● Exercise inputs:
================================
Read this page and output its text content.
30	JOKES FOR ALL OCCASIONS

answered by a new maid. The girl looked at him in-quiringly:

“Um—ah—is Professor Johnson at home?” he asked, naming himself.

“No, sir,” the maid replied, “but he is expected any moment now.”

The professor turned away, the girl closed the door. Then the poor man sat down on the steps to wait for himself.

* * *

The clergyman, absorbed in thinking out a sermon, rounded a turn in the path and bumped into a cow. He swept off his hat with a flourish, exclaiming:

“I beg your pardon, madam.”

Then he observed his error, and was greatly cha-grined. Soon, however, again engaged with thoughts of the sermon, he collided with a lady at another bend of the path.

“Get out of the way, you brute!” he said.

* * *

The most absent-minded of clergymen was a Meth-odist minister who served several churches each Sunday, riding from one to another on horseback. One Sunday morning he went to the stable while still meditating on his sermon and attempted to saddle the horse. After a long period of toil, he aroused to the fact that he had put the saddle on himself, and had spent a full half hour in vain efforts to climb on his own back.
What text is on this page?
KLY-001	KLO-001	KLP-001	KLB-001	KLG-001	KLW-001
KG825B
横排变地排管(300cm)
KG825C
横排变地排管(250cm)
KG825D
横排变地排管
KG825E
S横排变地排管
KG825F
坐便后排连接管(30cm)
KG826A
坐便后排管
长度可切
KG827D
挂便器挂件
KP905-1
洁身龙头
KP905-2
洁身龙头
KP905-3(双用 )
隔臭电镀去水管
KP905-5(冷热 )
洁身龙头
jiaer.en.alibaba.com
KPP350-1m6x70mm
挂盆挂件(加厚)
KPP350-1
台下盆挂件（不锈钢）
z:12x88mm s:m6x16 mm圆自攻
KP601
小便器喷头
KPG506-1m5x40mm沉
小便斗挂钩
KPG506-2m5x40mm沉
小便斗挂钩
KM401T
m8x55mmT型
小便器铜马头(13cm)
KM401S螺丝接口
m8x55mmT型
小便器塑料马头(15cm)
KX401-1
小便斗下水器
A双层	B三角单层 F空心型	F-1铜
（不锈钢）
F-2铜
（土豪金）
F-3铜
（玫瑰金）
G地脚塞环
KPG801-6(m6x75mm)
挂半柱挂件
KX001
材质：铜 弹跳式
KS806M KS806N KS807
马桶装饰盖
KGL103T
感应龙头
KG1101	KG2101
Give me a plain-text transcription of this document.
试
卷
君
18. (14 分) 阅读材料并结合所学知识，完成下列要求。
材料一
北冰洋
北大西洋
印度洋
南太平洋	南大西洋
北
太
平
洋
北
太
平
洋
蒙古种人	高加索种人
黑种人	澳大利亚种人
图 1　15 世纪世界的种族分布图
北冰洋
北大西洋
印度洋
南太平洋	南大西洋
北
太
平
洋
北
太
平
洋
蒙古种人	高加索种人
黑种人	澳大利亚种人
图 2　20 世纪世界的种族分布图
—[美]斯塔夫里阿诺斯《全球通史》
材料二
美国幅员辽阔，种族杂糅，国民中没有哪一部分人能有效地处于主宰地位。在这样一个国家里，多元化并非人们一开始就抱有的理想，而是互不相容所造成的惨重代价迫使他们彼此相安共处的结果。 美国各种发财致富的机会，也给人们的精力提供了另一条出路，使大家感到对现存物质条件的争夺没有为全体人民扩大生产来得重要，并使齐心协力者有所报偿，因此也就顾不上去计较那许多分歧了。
================================
● Work to do:
Repeat every record exactly as written, please.

● Result:
Read this page and output its text content.
30	JOKES FOR ALL OCCASIONS

answered by a new maid. The girl looked at him in-quiringly:

“Um—ah—is Professor Johnson at home?” he asked, naming himself.

“No, sir,” the maid replied, “but he is expected any moment now.”

The professor turned away, the girl closed the door. Then the poor man sat down on the steps to wait for himself.

* * *

The clergyman, absorbed in thinking out a sermon, rounded a turn in the path and bumped into a cow. He swept off his hat with a flourish, exclaiming:

“I beg your pardon, madam.”

Then he observed his error, and was greatly cha-grined. Soon, however, again engaged with thoughts of the sermon, he collided with a lady at another bend of the path.

“Get out of the way, you brute!” he said.

* * *

The most absent-minded of clergymen was a Meth-odist minister who served several churches each Sunday, riding from one to another on horseback. One Sunday morning he went to the stable while still meditating on his sermon and attempted to saddle the horse. After a long period of toil, he aroused to the fact that he had put the saddle on himself, and had spent a full half hour in vain efforts to climb on his own back.
What text is on this page?
KLY-001	KLO-001	KLP-001	KLB-001	KLG-001	KLW-001
KG825B
横排变地排管(300cm)
KG825C
横排变地排管(250cm)
KG825D
横排变地排管
KG825E
S横排变地排管
KG825F
坐便后排连接管(30cm)
KG826A
坐便后排管
长度可切
KG827D
挂便器挂件
KP905-1
洁身龙头
KP905-2
洁身龙头
KP905-3(双用 )
隔臭电镀去水管
KP905-5(冷热 )
洁身龙头
jiaer.en.alibaba.com
KPP350-1m6x70mm
挂盆挂件(加厚)
KPP350-1
台下盆挂件（不锈钢）
z:12x88mm s:m6x16 mm圆自攻
KP601
小便器喷头
KPG506-1m5x40mm沉
小便斗挂钩
KPG506-2m5x40mm沉
小便斗挂钩
KM401T
m8x55mmT型
小便器铜马头(13cm)
KM401S螺丝接口
m8x55mmT型
小便器塑料马头(15cm)
KX401-1
小便斗下水器
A双层	B三角单层 F空心型	F-1铜
（不锈钢）
F-2铜
（土豪金）
F-3铜
（玫瑰金）
G地脚塞环
KPG801-6(m6x75mm)
挂半柱挂件
KX001
材质：铜 弹跳式
KS806M KS806N KS807
马桶装饰盖
KGL103T
感应龙头
KG1101	KG2101
Give me a plain-text transcription of this document.
试
卷
君
18. (14 分) 阅读材料并结合所学知识，完成下列要求。
材料一
北冰洋
北大西洋
印度洋
南太平洋	南大西洋
北
太
平
洋
北
太
平
洋
蒙古种人	高加索种人
黑种人	澳大利亚种人
图 1　15 世纪世界的种族分布图
北冰洋
北大西洋
印度洋
南太平洋	南大西洋
北
太
平
洋
北
太
平
洋
蒙古种人	高加索种人
黑种人	澳大利亚种人
图 2　20 世纪世界的种族分布图
—[美]斯塔夫里阿诺斯《全球通史》
材料二
美国幅员辽阔，种族杂糅，国民中没有哪一部分人能有效地处于主宰地位。在这样一个国家里，多元化并非人们一开始就抱有的理想，而是互不相容所造成的惨重代价迫使他们彼此相安共处的结果。 美国各种发财致富的机会，也给人们的精力提供了另一条出路，使大家感到对现存物质条件的争夺没有为全体人民扩大生产来得重要，并使齐心协力者有所报偿，因此也就顾不上去计较那许多分歧了。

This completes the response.